● Stated goal:
Report the count of lines that carry the string "difference", and add nothing.

● Data:
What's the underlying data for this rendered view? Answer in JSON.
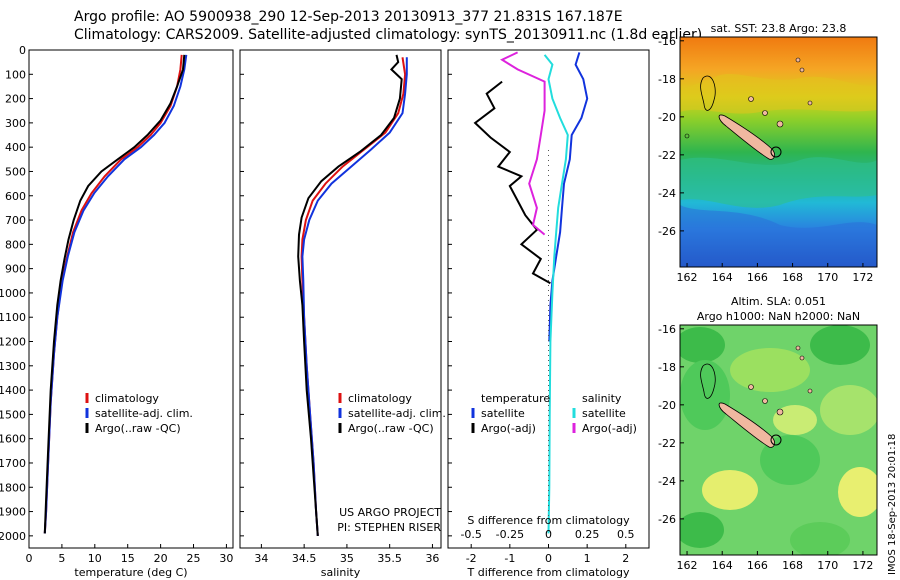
{
  "header": {
    "line1": "Argo profile: AO 5900938_290 12-Sep-2013 20130913_377 21.831S 167.187E",
    "line2": "Climatology: CARS2009. Satellite-adjusted climatology: synTS_20130911.nc (1.8d earlier)"
  },
  "side_label": "IMOS 18-Sep-2013 20:01:18",
  "colors": {
    "climatology": "#dd1111",
    "satellite": "#1133dd",
    "argo": "#000000",
    "sal_satellite": "#22dddd",
    "sal_argo": "#dd22dd"
  },
  "chart_data": [
    {
      "type": "line",
      "id": "temperature",
      "xlabel": "temperature (deg C)",
      "xlim": [
        0,
        31
      ],
      "ylim": [
        0,
        2050
      ],
      "xticks": [
        0,
        5,
        10,
        15,
        20,
        25,
        30
      ],
      "yticks": [
        0,
        100,
        200,
        300,
        400,
        500,
        600,
        700,
        800,
        900,
        1000,
        1100,
        1200,
        1300,
        1400,
        1500,
        1600,
        1700,
        1800,
        1900,
        2000
      ],
      "legend": [
        "climatology",
        "satellite-adj. clim.",
        "Argo(..raw -QC)"
      ],
      "series": [
        {
          "name": "climatology",
          "color": "#dd1111",
          "points": [
            [
              23.2,
              20
            ],
            [
              23,
              80
            ],
            [
              22.5,
              150
            ],
            [
              21.5,
              230
            ],
            [
              20,
              300
            ],
            [
              18.5,
              350
            ],
            [
              16.5,
              400
            ],
            [
              14,
              450
            ],
            [
              11.5,
              520
            ],
            [
              9.5,
              590
            ],
            [
              8,
              660
            ],
            [
              6.7,
              750
            ],
            [
              5.8,
              850
            ],
            [
              5,
              950
            ],
            [
              4.3,
              1100
            ],
            [
              3.8,
              1250
            ],
            [
              3.3,
              1450
            ],
            [
              2.9,
              1700
            ],
            [
              2.6,
              1900
            ],
            [
              2.4,
              1990
            ]
          ]
        },
        {
          "name": "satellite-adj. clim.",
          "color": "#1133dd",
          "points": [
            [
              23.9,
              20
            ],
            [
              23.6,
              80
            ],
            [
              23,
              150
            ],
            [
              22,
              230
            ],
            [
              20.6,
              300
            ],
            [
              19,
              350
            ],
            [
              17,
              400
            ],
            [
              14.5,
              450
            ],
            [
              12,
              520
            ],
            [
              9.9,
              590
            ],
            [
              8.3,
              660
            ],
            [
              6.9,
              750
            ],
            [
              5.9,
              850
            ],
            [
              5.1,
              950
            ],
            [
              4.3,
              1100
            ],
            [
              3.8,
              1250
            ],
            [
              3.3,
              1450
            ],
            [
              2.9,
              1700
            ],
            [
              2.6,
              1900
            ],
            [
              2.4,
              1990
            ]
          ]
        },
        {
          "name": "Argo(..raw -QC)",
          "color": "#000000",
          "points": [
            [
              23.6,
              20
            ],
            [
              23.4,
              80
            ],
            [
              22.5,
              150
            ],
            [
              21.5,
              220
            ],
            [
              20,
              290
            ],
            [
              18,
              350
            ],
            [
              16,
              400
            ],
            [
              13.5,
              450
            ],
            [
              11,
              500
            ],
            [
              9,
              560
            ],
            [
              7.8,
              620
            ],
            [
              6.8,
              700
            ],
            [
              6.0,
              780
            ],
            [
              5.4,
              860
            ],
            [
              4.8,
              950
            ],
            [
              4.3,
              1050
            ],
            [
              3.8,
              1200
            ],
            [
              3.3,
              1400
            ],
            [
              2.9,
              1650
            ],
            [
              2.6,
              1850
            ],
            [
              2.4,
              1990
            ]
          ]
        }
      ]
    },
    {
      "type": "line",
      "id": "salinity",
      "xlabel": "salinity",
      "xlim": [
        33.75,
        36.1
      ],
      "ylim": [
        0,
        2050
      ],
      "xticks": [
        34,
        34.5,
        35,
        35.5,
        36
      ],
      "legend": [
        "climatology",
        "satellite-adj. clim.",
        "Argo(..raw -QC)"
      ],
      "annotations": [
        "US ARGO PROJECT",
        "PI: STEPHEN RISER"
      ],
      "series": [
        {
          "name": "climatology",
          "color": "#dd1111",
          "points": [
            [
              35.65,
              30
            ],
            [
              35.68,
              100
            ],
            [
              35.66,
              180
            ],
            [
              35.6,
              260
            ],
            [
              35.45,
              340
            ],
            [
              35.2,
              410
            ],
            [
              34.95,
              480
            ],
            [
              34.75,
              550
            ],
            [
              34.6,
              620
            ],
            [
              34.52,
              700
            ],
            [
              34.48,
              780
            ],
            [
              34.47,
              850
            ],
            [
              34.48,
              950
            ],
            [
              34.5,
              1100
            ],
            [
              34.53,
              1300
            ],
            [
              34.57,
              1500
            ],
            [
              34.61,
              1700
            ],
            [
              34.64,
              1900
            ],
            [
              34.66,
              2000
            ]
          ]
        },
        {
          "name": "satellite-adj. clim.",
          "color": "#1133dd",
          "points": [
            [
              35.7,
              30
            ],
            [
              35.7,
              100
            ],
            [
              35.68,
              180
            ],
            [
              35.65,
              260
            ],
            [
              35.5,
              340
            ],
            [
              35.28,
              410
            ],
            [
              35.05,
              480
            ],
            [
              34.82,
              550
            ],
            [
              34.66,
              620
            ],
            [
              34.56,
              700
            ],
            [
              34.5,
              780
            ],
            [
              34.48,
              850
            ],
            [
              34.49,
              950
            ],
            [
              34.5,
              1100
            ],
            [
              34.53,
              1300
            ],
            [
              34.57,
              1500
            ],
            [
              34.61,
              1700
            ],
            [
              34.64,
              1900
            ],
            [
              34.66,
              2000
            ]
          ]
        },
        {
          "name": "Argo(..raw -QC)",
          "color": "#000000",
          "points": [
            [
              35.58,
              20
            ],
            [
              35.6,
              50
            ],
            [
              35.52,
              80
            ],
            [
              35.64,
              120
            ],
            [
              35.62,
              200
            ],
            [
              35.55,
              280
            ],
            [
              35.4,
              350
            ],
            [
              35.15,
              420
            ],
            [
              34.9,
              480
            ],
            [
              34.7,
              540
            ],
            [
              34.55,
              610
            ],
            [
              34.47,
              690
            ],
            [
              34.44,
              760
            ],
            [
              34.43,
              850
            ],
            [
              34.45,
              950
            ],
            [
              34.48,
              1050
            ],
            [
              34.5,
              1200
            ],
            [
              34.53,
              1400
            ],
            [
              34.58,
              1600
            ],
            [
              34.62,
              1800
            ],
            [
              34.66,
              2000
            ]
          ]
        }
      ]
    },
    {
      "type": "line",
      "id": "difference",
      "xlabel": "T difference from climatology",
      "xlabel_top": "S difference from climatology",
      "xlim": [
        -2.6,
        2.6
      ],
      "ylim": [
        0,
        2050
      ],
      "xticks": [
        -2,
        -1,
        0,
        1,
        2
      ],
      "xticks_top": [
        "-0.5",
        "-0.25",
        "0",
        "0.25",
        "0.5"
      ],
      "legend_headers": [
        "temperature",
        "salinity"
      ],
      "legend": [
        "satellite",
        "Argo(-adj)",
        "satellite",
        "Argo(-adj)"
      ],
      "series": [
        {
          "name": "satellite",
          "color": "#1133dd",
          "points": [
            [
              0.8,
              10
            ],
            [
              0.7,
              60
            ],
            [
              0.9,
              120
            ],
            [
              1.0,
              200
            ],
            [
              0.85,
              280
            ],
            [
              0.6,
              350
            ],
            [
              0.55,
              450
            ],
            [
              0.4,
              550
            ],
            [
              0.35,
              650
            ],
            [
              0.3,
              750
            ],
            [
              0.2,
              850
            ],
            [
              0.1,
              950
            ],
            [
              0.05,
              1050
            ],
            [
              0.02,
              1200
            ]
          ]
        },
        {
          "name": "Argo(-adj)",
          "color": "#000000",
          "points": [
            [
              -1.2,
              130
            ],
            [
              -1.6,
              180
            ],
            [
              -1.4,
              240
            ],
            [
              -1.9,
              300
            ],
            [
              -1.5,
              360
            ],
            [
              -1.0,
              420
            ],
            [
              -1.3,
              480
            ],
            [
              -0.7,
              520
            ],
            [
              -1.0,
              560
            ],
            [
              -0.8,
              620
            ],
            [
              -0.6,
              680
            ],
            [
              -0.3,
              740
            ],
            [
              -0.7,
              800
            ],
            [
              -0.2,
              860
            ],
            [
              -0.4,
              920
            ],
            [
              0.05,
              960
            ]
          ]
        },
        {
          "name": "salinity satellite",
          "color": "#22dddd",
          "points": [
            [
              -0.1,
              20
            ],
            [
              0.1,
              60
            ],
            [
              0.0,
              120
            ],
            [
              0.1,
              200
            ],
            [
              0.3,
              280
            ],
            [
              0.5,
              350
            ],
            [
              0.45,
              450
            ],
            [
              0.35,
              550
            ],
            [
              0.25,
              650
            ],
            [
              0.2,
              750
            ],
            [
              0.15,
              850
            ],
            [
              0.1,
              1000
            ],
            [
              0.05,
              1200
            ],
            [
              0.03,
              1500
            ],
            [
              0.02,
              1800
            ],
            [
              0.0,
              1990
            ]
          ]
        },
        {
          "name": "salinity Argo(-adj)",
          "color": "#dd22dd",
          "points": [
            [
              -0.8,
              10
            ],
            [
              -1.2,
              40
            ],
            [
              -0.8,
              80
            ],
            [
              -0.1,
              130
            ],
            [
              -0.1,
              250
            ],
            [
              -0.2,
              350
            ],
            [
              -0.3,
              450
            ],
            [
              -0.5,
              550
            ],
            [
              -0.3,
              650
            ],
            [
              -0.4,
              720
            ],
            [
              -0.1,
              760
            ]
          ]
        }
      ]
    },
    {
      "type": "heatmap",
      "id": "sst_map",
      "title": "sat. SST: 23.8 Argo: 23.8",
      "xticks": [
        162,
        164,
        166,
        168,
        170,
        172
      ],
      "yticks": [
        -16,
        -18,
        -20,
        -22,
        -24,
        -26
      ],
      "xlim": [
        161.6,
        172.8
      ],
      "ylim": [
        -27.9,
        -15.8
      ]
    },
    {
      "type": "heatmap",
      "id": "sla_map",
      "title_lines": [
        "Altim. SLA: 0.051",
        "Argo h1000: NaN h2000: NaN"
      ],
      "xticks": [
        162,
        164,
        166,
        168,
        170,
        172
      ],
      "yticks": [
        -16,
        -18,
        -20,
        -22,
        -24,
        -26
      ],
      "xlim": [
        161.6,
        172.8
      ],
      "ylim": [
        -27.9,
        -15.8
      ]
    }
  ]
}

● Exercise solution:
3